[WRITTEN PROBLEM]:
Copy out the rows starting at the line containing "arn-label: 説明的な Amazon" and ending at the line containing "dropdown-arrow-icon — [413, 272, 423, 279]", both included, and nothing else.

[DATA ROWS]:
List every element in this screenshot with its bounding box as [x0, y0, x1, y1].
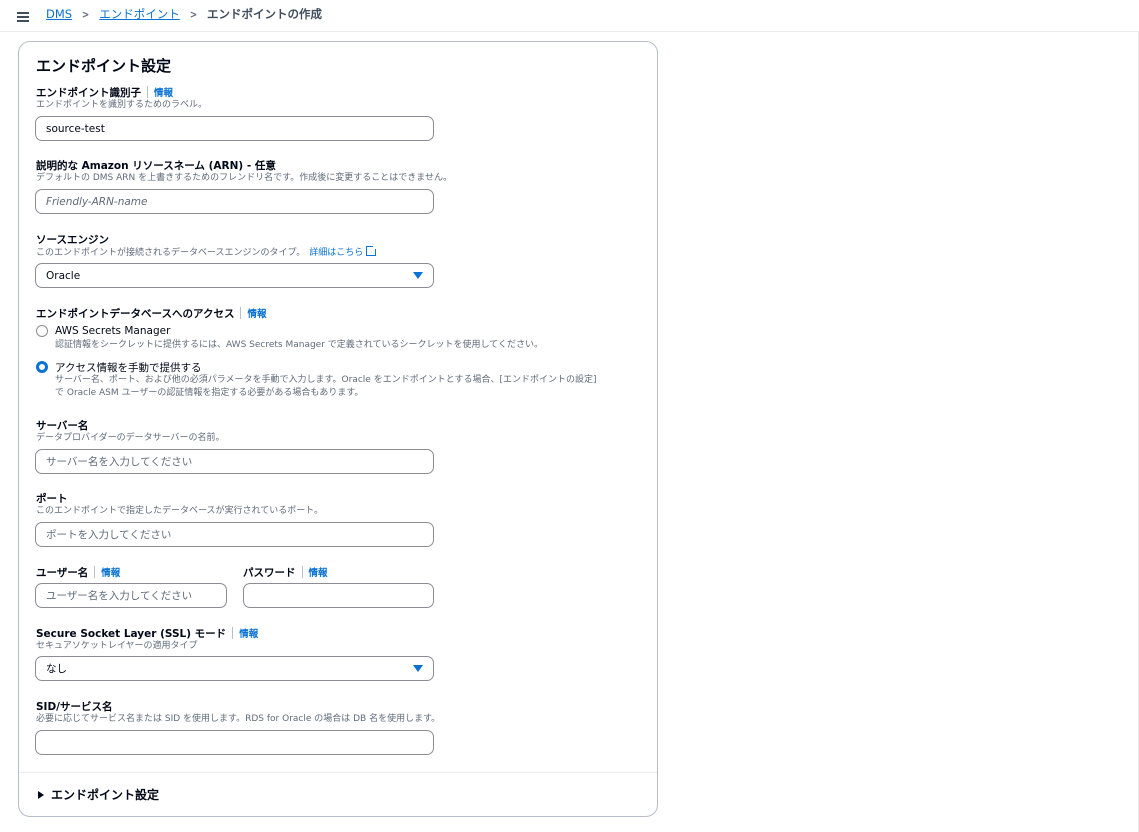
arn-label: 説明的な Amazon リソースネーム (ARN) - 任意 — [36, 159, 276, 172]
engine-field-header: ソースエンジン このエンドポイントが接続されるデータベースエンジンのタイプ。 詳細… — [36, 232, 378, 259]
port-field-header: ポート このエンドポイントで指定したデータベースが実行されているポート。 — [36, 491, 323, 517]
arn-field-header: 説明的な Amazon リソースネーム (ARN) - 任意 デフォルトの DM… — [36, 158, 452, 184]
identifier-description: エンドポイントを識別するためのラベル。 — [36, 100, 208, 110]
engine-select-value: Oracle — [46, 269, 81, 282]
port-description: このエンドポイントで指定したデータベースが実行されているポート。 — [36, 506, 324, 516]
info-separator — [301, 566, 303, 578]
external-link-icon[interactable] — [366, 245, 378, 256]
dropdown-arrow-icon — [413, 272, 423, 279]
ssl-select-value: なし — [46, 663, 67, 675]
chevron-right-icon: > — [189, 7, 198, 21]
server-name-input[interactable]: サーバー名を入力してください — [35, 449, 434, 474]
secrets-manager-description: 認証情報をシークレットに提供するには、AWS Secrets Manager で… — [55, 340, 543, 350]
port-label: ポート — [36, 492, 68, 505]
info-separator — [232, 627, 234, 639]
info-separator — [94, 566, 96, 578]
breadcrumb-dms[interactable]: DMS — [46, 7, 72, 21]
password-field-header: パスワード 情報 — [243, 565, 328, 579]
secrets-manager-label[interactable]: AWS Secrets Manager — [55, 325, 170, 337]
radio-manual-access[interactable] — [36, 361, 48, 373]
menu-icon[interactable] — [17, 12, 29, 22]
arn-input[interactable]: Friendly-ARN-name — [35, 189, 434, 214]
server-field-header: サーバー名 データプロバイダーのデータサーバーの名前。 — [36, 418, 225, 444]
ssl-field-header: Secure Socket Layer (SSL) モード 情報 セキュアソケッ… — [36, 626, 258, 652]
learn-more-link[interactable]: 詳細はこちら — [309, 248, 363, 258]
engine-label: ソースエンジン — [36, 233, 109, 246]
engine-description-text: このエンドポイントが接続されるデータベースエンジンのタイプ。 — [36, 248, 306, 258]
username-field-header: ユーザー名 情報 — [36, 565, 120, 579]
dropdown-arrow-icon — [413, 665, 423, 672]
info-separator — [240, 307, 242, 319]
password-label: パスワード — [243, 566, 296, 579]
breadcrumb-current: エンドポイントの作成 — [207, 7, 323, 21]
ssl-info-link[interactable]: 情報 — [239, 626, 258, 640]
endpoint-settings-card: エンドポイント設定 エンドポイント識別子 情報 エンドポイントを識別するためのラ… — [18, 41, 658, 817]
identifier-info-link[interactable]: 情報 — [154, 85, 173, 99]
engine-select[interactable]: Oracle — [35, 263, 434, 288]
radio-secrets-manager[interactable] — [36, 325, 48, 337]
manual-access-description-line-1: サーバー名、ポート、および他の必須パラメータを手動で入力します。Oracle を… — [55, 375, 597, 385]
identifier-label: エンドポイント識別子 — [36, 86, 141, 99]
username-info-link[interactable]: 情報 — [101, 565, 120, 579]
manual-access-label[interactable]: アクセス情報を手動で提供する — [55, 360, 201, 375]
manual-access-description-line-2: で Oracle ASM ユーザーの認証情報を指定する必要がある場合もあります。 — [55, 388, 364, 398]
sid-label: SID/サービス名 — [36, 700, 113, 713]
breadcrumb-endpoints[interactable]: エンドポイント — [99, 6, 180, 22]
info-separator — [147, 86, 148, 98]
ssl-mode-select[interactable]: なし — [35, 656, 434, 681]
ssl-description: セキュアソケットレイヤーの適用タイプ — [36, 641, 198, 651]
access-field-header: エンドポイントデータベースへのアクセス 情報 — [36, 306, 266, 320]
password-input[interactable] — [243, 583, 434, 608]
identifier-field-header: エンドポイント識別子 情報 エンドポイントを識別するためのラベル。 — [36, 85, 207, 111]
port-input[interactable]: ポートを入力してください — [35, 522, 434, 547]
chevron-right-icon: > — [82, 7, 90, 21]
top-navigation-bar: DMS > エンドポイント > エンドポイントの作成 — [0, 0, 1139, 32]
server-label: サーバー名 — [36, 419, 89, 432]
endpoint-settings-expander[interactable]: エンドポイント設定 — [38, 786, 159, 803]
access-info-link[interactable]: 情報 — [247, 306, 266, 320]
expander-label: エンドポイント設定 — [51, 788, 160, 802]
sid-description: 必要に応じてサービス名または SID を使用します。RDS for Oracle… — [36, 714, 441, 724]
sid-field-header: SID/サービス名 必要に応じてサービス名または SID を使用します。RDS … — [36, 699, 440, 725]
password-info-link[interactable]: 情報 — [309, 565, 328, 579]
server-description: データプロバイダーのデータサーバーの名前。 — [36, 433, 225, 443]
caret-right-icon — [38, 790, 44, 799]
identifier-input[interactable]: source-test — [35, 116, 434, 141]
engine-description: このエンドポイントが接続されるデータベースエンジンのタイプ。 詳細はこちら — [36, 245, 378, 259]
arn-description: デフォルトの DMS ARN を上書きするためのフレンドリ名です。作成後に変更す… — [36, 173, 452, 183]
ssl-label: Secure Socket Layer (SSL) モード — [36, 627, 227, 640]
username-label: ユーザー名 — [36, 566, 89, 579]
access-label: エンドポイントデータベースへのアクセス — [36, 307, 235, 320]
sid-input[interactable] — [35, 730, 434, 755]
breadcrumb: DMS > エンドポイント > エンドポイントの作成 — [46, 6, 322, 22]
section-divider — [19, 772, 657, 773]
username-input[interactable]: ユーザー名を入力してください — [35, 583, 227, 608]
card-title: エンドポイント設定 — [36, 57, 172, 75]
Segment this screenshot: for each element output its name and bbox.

...

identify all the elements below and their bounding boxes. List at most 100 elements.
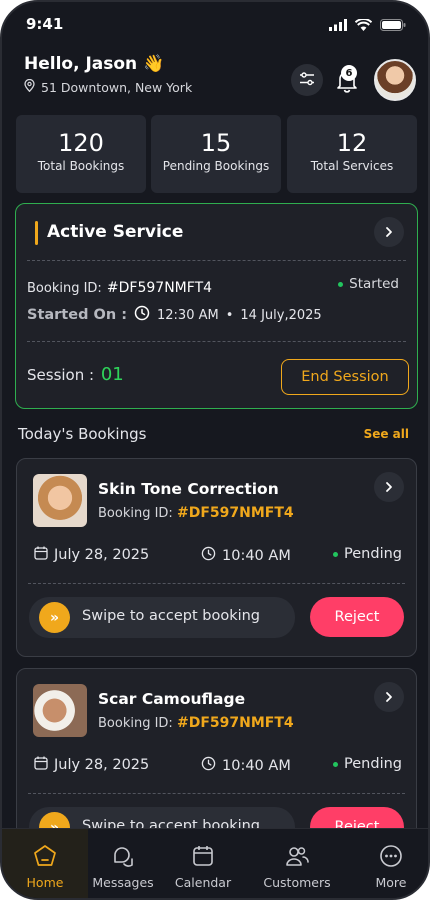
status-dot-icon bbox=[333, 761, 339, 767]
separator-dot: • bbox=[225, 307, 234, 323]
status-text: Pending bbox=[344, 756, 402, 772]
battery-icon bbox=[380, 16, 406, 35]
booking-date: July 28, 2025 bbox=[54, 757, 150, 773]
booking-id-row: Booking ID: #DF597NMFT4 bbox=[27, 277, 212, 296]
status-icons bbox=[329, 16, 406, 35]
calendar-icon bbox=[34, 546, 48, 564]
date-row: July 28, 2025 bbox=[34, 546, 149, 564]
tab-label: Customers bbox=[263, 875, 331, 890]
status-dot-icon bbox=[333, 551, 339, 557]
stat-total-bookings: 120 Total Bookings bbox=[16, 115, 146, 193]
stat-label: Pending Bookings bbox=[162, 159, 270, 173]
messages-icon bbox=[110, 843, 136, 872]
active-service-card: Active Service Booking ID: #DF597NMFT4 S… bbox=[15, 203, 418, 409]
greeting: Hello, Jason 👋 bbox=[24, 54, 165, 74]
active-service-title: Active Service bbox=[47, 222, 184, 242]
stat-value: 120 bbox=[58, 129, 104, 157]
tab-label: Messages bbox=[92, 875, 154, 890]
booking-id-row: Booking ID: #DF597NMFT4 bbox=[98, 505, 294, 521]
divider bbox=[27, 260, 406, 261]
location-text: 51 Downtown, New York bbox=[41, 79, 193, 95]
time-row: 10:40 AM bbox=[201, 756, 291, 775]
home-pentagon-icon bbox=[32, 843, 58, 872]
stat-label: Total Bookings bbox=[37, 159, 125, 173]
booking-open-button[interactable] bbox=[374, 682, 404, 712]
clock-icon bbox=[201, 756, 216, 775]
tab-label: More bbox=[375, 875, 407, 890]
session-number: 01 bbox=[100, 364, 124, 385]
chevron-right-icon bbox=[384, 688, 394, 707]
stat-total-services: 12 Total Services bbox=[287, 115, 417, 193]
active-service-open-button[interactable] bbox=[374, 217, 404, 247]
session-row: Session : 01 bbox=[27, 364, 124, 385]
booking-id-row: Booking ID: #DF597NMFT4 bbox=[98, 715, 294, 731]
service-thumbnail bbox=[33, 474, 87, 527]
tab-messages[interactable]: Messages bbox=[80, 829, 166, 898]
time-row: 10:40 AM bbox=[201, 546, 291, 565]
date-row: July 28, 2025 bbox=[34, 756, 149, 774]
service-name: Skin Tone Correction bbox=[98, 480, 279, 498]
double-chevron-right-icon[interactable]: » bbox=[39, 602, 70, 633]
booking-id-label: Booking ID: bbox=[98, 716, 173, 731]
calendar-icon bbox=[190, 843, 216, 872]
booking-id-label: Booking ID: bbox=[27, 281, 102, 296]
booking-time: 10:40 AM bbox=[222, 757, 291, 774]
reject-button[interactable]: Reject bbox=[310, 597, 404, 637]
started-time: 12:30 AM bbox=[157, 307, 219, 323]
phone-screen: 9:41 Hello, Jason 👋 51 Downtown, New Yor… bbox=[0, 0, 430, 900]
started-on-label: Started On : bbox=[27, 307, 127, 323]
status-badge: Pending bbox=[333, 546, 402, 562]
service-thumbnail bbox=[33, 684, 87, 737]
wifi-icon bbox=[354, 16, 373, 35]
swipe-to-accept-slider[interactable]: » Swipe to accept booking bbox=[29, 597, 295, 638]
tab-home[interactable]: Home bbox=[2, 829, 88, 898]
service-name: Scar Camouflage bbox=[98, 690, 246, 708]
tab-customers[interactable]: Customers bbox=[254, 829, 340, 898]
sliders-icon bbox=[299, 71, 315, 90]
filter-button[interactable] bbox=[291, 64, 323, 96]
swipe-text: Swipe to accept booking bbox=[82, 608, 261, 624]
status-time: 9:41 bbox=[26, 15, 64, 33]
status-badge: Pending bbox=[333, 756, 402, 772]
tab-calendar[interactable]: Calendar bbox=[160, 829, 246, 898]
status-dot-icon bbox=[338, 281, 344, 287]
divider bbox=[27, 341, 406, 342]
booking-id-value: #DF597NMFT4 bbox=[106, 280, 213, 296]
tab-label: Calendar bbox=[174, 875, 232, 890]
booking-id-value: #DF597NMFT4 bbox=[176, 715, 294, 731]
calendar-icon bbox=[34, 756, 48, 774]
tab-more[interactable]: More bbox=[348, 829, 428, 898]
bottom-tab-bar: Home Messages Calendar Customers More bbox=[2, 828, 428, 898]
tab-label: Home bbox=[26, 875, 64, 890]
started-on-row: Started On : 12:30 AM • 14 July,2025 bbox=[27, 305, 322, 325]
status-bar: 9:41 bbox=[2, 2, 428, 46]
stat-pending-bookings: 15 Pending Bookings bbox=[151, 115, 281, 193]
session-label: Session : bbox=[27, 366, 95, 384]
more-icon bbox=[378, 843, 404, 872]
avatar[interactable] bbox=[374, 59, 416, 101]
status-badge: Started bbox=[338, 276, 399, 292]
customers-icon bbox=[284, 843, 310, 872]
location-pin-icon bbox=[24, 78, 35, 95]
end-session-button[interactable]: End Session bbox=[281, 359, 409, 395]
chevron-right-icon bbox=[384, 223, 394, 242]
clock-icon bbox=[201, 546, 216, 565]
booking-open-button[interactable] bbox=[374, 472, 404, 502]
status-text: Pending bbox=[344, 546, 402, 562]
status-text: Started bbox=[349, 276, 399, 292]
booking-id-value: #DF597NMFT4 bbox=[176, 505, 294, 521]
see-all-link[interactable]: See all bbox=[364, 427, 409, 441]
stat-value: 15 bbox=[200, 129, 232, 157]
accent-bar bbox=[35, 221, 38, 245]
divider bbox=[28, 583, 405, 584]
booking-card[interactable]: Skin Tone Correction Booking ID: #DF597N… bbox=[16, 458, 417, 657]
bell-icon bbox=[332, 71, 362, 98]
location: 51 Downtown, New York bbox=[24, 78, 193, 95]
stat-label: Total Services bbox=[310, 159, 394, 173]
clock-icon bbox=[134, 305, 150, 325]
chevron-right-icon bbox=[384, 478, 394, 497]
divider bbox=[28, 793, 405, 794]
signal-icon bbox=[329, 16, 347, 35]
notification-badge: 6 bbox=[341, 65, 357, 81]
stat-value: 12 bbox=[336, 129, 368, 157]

--

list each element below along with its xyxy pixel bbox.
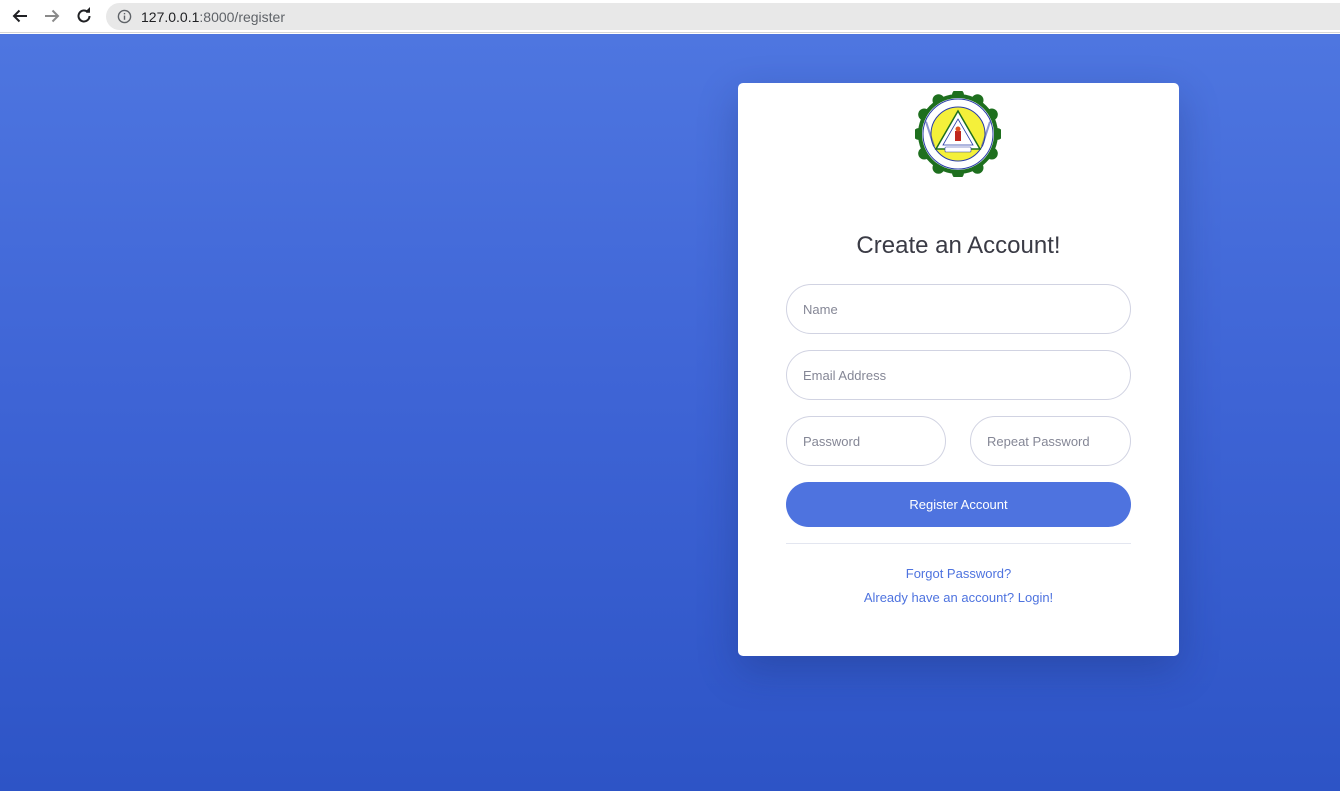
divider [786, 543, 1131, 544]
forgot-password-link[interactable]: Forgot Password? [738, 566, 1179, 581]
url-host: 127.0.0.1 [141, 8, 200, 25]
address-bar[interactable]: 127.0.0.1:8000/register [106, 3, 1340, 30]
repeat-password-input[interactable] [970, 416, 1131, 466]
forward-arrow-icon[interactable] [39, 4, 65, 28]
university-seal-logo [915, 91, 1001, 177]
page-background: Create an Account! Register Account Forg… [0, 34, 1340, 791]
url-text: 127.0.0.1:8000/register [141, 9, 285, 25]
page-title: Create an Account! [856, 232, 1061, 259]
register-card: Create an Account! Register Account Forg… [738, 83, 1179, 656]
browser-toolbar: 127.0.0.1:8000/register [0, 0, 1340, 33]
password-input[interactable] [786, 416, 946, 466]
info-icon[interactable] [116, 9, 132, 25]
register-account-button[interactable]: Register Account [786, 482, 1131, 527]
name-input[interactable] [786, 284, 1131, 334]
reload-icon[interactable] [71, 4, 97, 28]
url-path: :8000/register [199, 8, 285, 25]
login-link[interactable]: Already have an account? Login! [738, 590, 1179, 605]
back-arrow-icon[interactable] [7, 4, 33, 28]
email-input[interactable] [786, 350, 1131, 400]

[CORRECT RESPONSE]:
arn-label: 説明的な Amazon リソースネーム (ARN) - 任意 — [36, 159, 276, 172]
engine-field-header: ソースエンジン このエンドポイントが接続されるデータベースエンジンのタイプ。 詳細… — [36, 232, 378, 259]
port-field-header: ポート このエンドポイントで指定したデータベースが実行されているポート。 — [36, 491, 323, 517]
arn-field-header: 説明的な Amazon リソースネーム (ARN) - 任意 デフォルトの DM… — [36, 158, 452, 184]
identifier-description: エンドポイントを識別するためのラベル。 — [36, 100, 208, 110]
engine-select-value: Oracle — [46, 269, 81, 282]
port-description: このエンドポイントで指定したデータベースが実行されているポート。 — [36, 506, 324, 516]
info-separator — [301, 566, 303, 578]
external-link-icon[interactable] — [366, 245, 378, 256]
dropdown-arrow-icon — [413, 272, 423, 279]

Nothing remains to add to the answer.